▶ [STORED DATA]:
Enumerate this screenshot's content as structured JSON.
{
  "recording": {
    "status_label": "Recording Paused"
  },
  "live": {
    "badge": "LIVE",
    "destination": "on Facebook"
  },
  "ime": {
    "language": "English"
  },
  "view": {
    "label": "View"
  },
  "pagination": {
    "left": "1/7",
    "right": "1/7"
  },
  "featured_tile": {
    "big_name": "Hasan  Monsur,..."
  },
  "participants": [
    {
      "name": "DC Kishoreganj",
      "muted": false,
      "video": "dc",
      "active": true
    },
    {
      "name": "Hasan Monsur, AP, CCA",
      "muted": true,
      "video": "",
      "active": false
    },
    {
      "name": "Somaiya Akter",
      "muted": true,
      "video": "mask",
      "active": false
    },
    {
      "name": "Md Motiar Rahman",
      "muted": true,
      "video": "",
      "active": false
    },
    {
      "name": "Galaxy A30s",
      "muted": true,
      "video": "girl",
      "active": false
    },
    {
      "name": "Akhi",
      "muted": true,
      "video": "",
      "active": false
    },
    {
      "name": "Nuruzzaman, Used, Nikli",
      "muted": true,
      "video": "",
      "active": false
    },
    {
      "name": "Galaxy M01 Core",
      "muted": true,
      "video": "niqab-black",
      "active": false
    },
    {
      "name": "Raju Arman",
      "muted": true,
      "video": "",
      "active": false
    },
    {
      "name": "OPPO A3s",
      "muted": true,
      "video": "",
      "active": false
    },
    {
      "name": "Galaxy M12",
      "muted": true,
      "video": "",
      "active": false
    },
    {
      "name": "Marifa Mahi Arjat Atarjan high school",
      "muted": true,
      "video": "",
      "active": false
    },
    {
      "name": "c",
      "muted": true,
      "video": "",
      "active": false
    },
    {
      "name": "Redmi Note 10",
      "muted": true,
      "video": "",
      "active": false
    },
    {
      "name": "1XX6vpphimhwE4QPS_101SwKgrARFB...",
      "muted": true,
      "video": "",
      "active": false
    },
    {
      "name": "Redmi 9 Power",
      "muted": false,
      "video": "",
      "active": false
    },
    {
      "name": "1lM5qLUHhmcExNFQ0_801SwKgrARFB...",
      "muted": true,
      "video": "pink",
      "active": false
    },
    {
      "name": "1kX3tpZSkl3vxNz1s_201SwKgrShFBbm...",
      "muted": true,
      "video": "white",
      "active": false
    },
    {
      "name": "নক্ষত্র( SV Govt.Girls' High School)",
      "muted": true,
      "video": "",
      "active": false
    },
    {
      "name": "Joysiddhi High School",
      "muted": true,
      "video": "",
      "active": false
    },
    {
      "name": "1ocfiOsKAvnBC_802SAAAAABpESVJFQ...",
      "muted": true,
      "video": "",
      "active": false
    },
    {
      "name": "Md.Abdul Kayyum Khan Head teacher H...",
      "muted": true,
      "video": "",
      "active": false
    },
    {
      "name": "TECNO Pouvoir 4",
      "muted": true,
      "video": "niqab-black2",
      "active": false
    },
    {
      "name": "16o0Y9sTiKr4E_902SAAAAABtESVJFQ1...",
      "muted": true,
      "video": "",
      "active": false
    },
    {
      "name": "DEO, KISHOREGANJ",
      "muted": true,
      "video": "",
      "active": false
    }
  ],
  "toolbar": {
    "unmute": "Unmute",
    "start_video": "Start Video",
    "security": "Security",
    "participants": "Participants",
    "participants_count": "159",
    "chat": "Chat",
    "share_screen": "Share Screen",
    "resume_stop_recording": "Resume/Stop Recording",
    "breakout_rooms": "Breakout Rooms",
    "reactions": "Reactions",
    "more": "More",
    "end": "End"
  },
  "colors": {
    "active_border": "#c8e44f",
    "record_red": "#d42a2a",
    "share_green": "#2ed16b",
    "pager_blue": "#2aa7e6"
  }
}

▶ [EXERCISE REQUIREMENTS]: Using the entries above, return each line in which the word "Redmi" occurs.

▶ [RESULT OF THIS TASK]:
      "name": "Redmi Note 10",
      "name": "Redmi 9 Power",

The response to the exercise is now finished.